_Task data_
————

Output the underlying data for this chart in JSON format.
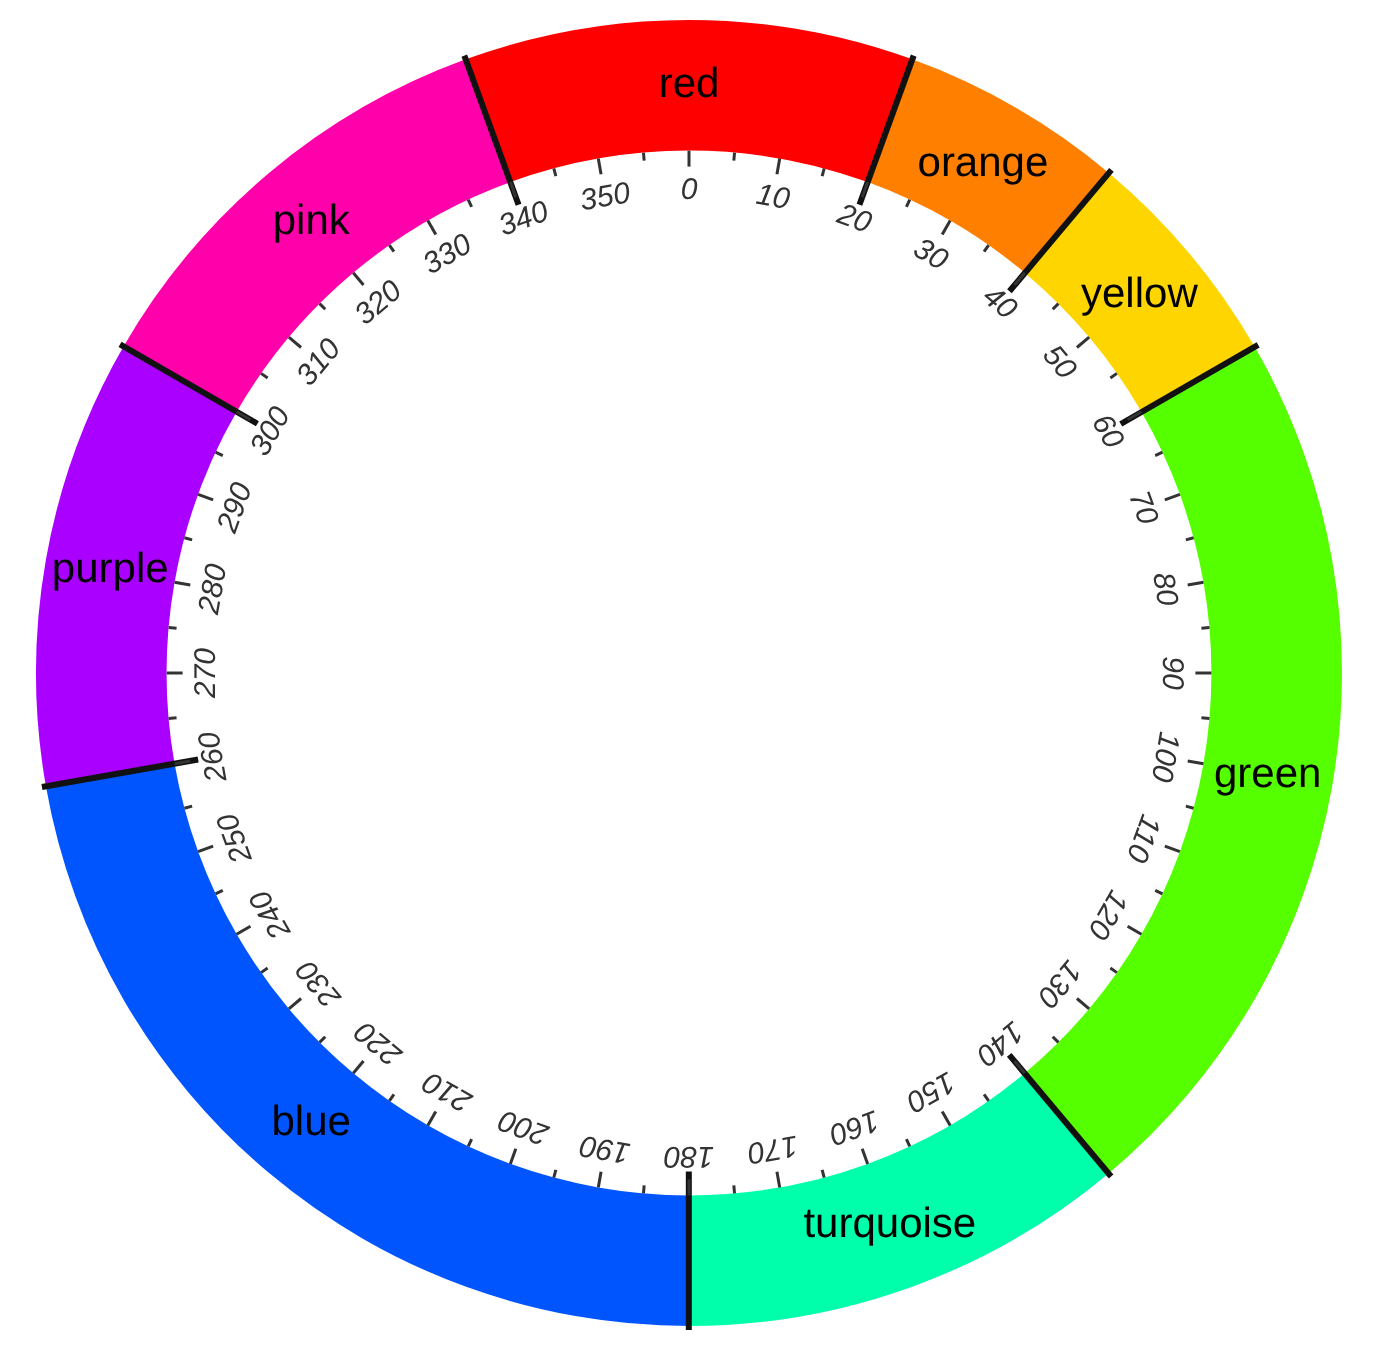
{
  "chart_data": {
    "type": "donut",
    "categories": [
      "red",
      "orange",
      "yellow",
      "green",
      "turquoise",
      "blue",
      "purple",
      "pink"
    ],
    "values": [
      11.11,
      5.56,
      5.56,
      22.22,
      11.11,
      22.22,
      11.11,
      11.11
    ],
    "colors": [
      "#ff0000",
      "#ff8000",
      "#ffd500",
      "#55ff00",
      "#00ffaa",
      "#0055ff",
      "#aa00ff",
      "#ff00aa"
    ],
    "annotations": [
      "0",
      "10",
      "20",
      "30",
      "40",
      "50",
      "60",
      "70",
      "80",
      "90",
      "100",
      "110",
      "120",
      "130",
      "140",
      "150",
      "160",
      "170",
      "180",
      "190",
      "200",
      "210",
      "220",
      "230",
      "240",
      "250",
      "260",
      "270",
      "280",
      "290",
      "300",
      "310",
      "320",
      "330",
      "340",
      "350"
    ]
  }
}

————

_Written request_
Transcribe all the lines above exactly, apart from the pictures.

_Solution to the problem_
Output the underlying data for this chart in JSON format.
{
  "chart_data": {
    "type": "donut",
    "categories": [
      "red",
      "orange",
      "yellow",
      "green",
      "turquoise",
      "blue",
      "purple",
      "pink"
    ],
    "values": [
      11.11,
      5.56,
      5.56,
      22.22,
      11.11,
      22.22,
      11.11,
      11.11
    ],
    "colors": [
      "#ff0000",
      "#ff8000",
      "#ffd500",
      "#55ff00",
      "#00ffaa",
      "#0055ff",
      "#aa00ff",
      "#ff00aa"
    ],
    "annotations": [
      "0",
      "10",
      "20",
      "30",
      "40",
      "50",
      "60",
      "70",
      "80",
      "90",
      "100",
      "110",
      "120",
      "130",
      "140",
      "150",
      "160",
      "170",
      "180",
      "190",
      "200",
      "210",
      "220",
      "230",
      "240",
      "250",
      "260",
      "270",
      "280",
      "290",
      "300",
      "310",
      "320",
      "330",
      "340",
      "350"
    ]
  }
}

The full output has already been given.